Internship Journal: Feeling Stuck
I feel a little stuck. I have this client whom I have been seeing since the beginning of my internship and I feel like we have hit a plateau in our sessions. I don’t know if to take is as if she has gotten better and is coping better now with the breakup of her relationship but I feel almost robotic when I speak to her. I feel like I am struggling to prompt her and she is just there answering questions and not really deeply getting into things. I mean, I think that she has definitely progressed. When she first came in she came in with this attitude like she came to therapy because it was an option that was there and that her insurance covered. She did get to a point when she was able to express her grief and show that she is not as well put together as she comes across.
I don’t think this is a bad thing. I think she is now well aware that her feeling of loss and the way she is coping is related to her relationship with her father. She has made a few comments surrounding this issue but will not stay there long enough to really explore what’s going on with her and her dad. I don’t know, although I feel like this is the underlying issue with her, sometimes I think that maybe its just me trying to make sense of it all. I mean, what else could it be, I think.
To me it is somewhat obvious that she is having all of these same pattern intense relationships and she is only 23 years old. What is she looking for in these men and why does it seem like she is just never always happy. She has even admitted to always having something to complain about in all of her relationships. Her relationships with her boyfriends are all she really likes to talk about. She does make reference to her school and her work and feeling stressed out about the amount of work she has and the amount of tests she has to study for, but at the end of the day, its seems like she is in this quest to find approval in all these guys. I think it is almost like the approval she is looking for in her father since she did make a comment about never hearing from her father that he is proud of her.

**EXERCISE BRIEF**
From the internship journal entry, output the stretch from "I don’t think" through "be, I think." word for word. The data that follows is not needed for this work.

**LISTED ENTRIES**
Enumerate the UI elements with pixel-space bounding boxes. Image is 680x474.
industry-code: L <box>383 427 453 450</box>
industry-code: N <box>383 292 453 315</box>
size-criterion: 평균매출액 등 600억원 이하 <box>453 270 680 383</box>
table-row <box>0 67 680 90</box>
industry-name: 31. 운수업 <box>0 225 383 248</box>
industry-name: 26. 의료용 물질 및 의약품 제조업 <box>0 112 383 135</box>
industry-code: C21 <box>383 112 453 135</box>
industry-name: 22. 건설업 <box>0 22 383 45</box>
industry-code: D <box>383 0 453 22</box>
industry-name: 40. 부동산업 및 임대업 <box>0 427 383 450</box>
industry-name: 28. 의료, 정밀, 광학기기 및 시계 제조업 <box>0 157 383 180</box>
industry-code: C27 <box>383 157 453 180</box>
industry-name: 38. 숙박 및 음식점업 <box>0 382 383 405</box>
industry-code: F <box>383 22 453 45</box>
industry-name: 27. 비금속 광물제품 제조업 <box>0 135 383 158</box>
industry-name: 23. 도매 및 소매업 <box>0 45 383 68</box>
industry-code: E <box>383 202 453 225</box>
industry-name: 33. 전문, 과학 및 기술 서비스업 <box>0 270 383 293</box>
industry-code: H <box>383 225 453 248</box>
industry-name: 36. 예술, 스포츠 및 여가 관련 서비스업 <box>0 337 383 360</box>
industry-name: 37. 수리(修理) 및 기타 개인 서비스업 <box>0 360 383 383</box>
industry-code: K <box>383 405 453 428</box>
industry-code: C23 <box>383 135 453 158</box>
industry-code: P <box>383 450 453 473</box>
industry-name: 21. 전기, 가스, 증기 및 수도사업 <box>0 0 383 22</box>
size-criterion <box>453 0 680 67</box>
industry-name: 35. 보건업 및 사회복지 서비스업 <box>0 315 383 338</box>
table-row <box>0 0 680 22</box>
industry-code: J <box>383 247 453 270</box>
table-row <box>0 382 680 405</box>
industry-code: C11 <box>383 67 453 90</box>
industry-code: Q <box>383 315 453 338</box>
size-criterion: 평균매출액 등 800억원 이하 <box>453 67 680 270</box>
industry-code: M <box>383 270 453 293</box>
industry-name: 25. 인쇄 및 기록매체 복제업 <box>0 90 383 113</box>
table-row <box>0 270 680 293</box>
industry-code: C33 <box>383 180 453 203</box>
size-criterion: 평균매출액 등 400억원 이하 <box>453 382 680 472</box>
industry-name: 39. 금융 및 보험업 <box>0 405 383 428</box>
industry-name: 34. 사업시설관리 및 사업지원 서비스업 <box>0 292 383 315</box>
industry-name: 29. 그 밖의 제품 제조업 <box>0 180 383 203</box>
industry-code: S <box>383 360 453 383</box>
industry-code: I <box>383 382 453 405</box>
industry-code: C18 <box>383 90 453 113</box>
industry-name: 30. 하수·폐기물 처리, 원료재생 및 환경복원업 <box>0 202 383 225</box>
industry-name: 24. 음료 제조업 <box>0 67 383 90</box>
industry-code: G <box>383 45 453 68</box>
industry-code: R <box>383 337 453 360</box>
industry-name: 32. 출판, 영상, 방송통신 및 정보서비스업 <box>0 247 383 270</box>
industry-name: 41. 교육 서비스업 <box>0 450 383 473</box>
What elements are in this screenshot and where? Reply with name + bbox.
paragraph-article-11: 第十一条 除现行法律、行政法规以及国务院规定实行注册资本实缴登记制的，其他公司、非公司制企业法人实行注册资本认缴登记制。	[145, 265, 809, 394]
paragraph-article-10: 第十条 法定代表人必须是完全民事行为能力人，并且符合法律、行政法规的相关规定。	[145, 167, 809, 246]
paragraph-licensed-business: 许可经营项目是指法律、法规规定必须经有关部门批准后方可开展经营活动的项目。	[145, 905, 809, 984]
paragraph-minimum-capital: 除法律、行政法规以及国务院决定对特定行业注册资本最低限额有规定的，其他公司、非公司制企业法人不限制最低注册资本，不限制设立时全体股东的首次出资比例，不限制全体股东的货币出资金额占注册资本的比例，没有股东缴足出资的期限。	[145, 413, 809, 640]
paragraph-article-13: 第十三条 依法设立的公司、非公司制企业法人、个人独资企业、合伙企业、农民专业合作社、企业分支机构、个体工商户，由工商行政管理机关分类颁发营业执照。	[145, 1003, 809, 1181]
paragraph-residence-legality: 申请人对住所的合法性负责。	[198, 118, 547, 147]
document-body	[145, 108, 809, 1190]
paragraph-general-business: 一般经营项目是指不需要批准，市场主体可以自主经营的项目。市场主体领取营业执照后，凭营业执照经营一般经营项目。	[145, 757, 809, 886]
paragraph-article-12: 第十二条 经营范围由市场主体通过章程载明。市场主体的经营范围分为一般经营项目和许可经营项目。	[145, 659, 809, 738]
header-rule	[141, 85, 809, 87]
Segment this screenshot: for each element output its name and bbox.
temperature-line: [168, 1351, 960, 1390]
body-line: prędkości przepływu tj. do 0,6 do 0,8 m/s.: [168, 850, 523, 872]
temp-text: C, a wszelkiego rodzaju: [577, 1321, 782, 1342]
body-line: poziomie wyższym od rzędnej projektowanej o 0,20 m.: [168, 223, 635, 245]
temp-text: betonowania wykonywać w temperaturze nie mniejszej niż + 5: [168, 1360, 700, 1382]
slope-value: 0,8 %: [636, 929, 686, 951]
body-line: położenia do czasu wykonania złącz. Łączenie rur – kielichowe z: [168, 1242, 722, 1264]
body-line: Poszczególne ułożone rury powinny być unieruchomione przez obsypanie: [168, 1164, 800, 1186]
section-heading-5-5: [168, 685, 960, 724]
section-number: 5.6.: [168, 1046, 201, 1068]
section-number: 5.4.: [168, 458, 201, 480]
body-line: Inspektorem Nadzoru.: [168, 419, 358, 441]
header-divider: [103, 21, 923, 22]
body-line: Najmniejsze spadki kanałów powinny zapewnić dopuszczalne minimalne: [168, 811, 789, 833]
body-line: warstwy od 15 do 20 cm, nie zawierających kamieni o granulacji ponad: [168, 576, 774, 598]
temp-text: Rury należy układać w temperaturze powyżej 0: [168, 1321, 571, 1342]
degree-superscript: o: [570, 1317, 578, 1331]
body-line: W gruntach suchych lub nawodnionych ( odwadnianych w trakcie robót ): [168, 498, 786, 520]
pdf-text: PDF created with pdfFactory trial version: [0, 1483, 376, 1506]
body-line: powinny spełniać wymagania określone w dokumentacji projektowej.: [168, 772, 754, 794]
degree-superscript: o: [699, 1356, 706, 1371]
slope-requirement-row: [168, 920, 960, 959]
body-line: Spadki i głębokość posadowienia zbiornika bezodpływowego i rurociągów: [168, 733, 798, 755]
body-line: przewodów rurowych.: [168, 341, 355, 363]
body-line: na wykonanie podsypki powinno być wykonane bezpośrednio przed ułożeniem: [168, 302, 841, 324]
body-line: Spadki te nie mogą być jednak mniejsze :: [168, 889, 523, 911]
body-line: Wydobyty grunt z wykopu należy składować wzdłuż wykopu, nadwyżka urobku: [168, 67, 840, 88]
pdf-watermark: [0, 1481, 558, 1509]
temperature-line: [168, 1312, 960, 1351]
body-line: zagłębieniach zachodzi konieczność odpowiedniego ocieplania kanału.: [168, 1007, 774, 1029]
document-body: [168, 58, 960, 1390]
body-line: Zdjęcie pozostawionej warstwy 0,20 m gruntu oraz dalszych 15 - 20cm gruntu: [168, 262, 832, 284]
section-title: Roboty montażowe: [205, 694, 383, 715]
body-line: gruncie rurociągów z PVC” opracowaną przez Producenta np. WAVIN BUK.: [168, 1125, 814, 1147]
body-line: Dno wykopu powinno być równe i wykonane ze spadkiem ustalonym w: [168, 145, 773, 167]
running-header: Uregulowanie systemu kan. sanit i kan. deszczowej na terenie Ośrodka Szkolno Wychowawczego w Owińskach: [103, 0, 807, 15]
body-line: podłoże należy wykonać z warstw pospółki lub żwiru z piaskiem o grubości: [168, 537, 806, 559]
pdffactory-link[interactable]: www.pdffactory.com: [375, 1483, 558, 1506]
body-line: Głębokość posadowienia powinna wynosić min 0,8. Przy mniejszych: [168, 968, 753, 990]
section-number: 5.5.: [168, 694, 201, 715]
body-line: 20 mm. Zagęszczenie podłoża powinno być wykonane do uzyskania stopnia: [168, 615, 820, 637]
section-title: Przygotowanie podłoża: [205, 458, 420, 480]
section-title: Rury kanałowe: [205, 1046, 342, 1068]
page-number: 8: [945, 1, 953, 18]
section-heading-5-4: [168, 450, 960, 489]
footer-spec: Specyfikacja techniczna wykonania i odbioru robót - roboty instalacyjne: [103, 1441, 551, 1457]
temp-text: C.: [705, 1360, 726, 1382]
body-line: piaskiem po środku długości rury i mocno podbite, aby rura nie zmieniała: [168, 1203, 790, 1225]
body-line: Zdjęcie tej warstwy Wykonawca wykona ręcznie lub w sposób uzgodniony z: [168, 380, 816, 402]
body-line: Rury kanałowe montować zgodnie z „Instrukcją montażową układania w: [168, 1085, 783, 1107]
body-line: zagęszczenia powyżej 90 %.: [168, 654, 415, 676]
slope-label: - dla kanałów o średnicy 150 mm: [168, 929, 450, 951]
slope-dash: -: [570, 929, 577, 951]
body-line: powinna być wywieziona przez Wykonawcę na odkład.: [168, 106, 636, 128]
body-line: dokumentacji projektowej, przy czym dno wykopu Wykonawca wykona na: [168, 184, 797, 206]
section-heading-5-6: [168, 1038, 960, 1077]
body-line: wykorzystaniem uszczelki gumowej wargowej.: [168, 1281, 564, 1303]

**ANSWER SECTION**
I don’t think this is a bad thing. I think she is now well aware that her feeling of loss and the way she is coping is related to her relationship with her father. She has made a few comments surrounding this issue but will not stay there long enough to really explore what’s going on with her and her dad. I don’t know, although I feel like this is the underlying issue with her, sometimes I think that maybe its just me trying to make sense of it all. I mean, what else could it be, I think.